**Task to complete**. Collect each line of the entries that holds the string "assist".

**Material for this task**.
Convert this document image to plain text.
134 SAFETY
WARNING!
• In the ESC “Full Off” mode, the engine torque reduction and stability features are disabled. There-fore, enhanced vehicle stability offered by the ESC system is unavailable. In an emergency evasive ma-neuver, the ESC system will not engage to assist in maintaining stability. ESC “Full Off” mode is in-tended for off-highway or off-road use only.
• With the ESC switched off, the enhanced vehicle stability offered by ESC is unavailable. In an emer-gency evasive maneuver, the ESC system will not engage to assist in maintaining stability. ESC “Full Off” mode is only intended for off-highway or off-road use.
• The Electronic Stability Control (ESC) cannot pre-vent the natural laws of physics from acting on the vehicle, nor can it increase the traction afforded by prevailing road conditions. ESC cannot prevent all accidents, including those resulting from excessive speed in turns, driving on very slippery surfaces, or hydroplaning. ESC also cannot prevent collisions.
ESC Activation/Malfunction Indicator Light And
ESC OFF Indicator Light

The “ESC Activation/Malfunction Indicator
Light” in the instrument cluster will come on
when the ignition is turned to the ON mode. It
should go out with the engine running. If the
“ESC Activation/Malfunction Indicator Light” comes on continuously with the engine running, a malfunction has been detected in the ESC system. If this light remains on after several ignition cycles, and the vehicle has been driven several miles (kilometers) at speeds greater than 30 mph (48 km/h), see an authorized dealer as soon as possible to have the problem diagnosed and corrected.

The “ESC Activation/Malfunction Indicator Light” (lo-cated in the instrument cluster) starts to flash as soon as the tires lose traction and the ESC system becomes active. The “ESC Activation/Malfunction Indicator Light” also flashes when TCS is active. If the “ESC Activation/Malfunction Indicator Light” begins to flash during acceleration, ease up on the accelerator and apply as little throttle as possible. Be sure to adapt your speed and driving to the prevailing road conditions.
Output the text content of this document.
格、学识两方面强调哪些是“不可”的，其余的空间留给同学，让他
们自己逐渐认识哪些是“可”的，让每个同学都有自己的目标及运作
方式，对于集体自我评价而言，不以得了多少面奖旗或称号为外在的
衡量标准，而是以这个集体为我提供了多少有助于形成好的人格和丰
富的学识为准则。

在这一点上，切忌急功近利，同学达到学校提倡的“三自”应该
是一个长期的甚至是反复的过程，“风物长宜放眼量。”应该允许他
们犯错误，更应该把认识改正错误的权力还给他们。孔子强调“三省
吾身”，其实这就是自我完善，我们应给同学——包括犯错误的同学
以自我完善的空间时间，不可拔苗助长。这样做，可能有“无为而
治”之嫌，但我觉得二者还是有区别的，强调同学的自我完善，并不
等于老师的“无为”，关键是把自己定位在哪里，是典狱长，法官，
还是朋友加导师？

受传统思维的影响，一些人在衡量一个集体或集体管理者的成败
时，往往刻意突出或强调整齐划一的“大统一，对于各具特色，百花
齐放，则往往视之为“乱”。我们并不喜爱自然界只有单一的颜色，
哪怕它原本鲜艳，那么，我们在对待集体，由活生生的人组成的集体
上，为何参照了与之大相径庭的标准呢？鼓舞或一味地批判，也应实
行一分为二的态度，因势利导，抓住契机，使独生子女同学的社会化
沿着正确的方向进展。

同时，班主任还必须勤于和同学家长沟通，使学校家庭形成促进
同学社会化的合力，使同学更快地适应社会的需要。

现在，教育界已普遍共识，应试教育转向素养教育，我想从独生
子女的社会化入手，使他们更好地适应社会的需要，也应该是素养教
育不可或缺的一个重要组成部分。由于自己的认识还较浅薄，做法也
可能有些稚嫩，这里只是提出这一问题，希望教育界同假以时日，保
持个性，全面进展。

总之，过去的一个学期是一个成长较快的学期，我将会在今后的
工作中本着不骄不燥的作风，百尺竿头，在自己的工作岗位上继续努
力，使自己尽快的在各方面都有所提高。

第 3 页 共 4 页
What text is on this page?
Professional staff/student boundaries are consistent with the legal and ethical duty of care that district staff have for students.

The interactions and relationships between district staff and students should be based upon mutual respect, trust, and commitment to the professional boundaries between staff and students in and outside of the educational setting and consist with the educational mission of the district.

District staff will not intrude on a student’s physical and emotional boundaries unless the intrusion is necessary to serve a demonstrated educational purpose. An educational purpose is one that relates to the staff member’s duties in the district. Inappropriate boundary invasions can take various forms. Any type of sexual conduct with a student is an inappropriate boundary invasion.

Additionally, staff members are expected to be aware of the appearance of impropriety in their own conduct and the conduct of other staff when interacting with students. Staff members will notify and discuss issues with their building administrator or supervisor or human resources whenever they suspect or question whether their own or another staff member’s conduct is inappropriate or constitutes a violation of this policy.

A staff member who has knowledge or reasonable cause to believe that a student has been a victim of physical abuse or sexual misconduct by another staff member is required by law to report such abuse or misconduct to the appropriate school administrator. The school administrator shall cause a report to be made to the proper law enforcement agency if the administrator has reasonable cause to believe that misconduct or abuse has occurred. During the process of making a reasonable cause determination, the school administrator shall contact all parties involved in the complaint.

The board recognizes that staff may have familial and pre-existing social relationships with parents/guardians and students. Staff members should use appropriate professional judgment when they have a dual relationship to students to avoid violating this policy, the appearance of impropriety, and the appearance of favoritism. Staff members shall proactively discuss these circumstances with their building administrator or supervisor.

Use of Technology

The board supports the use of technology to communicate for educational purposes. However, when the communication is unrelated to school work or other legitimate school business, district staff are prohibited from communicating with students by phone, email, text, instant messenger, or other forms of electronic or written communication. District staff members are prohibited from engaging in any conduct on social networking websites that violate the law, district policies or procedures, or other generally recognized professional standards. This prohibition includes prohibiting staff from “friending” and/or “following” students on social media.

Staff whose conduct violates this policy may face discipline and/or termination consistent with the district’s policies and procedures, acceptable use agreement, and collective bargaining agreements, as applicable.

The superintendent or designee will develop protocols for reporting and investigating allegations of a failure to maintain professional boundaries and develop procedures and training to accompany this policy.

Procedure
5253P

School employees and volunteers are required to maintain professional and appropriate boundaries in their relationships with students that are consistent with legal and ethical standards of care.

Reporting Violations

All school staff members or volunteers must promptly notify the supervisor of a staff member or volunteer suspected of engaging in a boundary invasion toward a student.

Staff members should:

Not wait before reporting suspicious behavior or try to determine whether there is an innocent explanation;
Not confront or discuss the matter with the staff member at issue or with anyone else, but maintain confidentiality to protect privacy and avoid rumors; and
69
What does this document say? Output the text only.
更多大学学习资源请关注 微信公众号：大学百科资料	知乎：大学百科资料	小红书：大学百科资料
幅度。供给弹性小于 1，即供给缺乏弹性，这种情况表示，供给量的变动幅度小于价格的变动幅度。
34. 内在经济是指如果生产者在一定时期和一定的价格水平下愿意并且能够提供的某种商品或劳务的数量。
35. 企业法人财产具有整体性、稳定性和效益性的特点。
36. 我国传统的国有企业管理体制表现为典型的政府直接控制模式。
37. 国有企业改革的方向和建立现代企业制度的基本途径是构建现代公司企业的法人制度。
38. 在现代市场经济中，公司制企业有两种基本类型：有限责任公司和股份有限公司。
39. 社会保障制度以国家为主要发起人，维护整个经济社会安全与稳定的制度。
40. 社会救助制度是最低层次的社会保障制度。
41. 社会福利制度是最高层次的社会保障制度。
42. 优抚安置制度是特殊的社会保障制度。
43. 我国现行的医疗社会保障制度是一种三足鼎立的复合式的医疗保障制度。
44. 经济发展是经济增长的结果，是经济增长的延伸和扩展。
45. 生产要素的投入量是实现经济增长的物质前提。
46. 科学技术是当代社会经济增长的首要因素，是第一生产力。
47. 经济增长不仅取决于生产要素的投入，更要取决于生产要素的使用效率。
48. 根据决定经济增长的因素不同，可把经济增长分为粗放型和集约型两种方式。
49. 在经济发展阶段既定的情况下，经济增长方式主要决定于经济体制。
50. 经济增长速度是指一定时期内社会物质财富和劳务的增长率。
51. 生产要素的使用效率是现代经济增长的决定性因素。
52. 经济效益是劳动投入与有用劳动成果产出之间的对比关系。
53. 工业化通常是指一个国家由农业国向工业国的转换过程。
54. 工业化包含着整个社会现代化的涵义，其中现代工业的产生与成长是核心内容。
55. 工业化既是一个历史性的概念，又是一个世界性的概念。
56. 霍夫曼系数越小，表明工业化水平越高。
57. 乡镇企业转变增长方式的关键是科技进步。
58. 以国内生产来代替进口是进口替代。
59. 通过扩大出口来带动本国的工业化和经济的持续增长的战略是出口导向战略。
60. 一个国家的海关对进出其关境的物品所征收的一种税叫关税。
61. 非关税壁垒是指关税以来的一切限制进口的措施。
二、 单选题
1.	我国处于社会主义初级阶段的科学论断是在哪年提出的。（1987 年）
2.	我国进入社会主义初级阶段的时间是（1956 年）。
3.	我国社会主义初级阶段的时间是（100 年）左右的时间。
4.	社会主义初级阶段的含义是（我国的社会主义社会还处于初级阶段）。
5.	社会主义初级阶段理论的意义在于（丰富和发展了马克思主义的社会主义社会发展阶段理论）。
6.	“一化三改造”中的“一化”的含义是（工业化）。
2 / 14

**Answer to the exercise**.
• In the ESC “Full Off” mode, the engine torque reduction and stability features are disabled. There-fore, enhanced vehicle stability offered by the ESC system is unavailable. In an emergency evasive ma-neuver, the ESC system will not engage to assist in maintaining stability. ESC “Full Off” mode is in-tended for off-highway or off-road use only.
• With the ESC switched off, the enhanced vehicle stability offered by ESC is unavailable. In an emer-gency evasive maneuver, the ESC system will not engage to assist in maintaining stability. ESC “Full Off” mode is only intended for off-highway or off-road use.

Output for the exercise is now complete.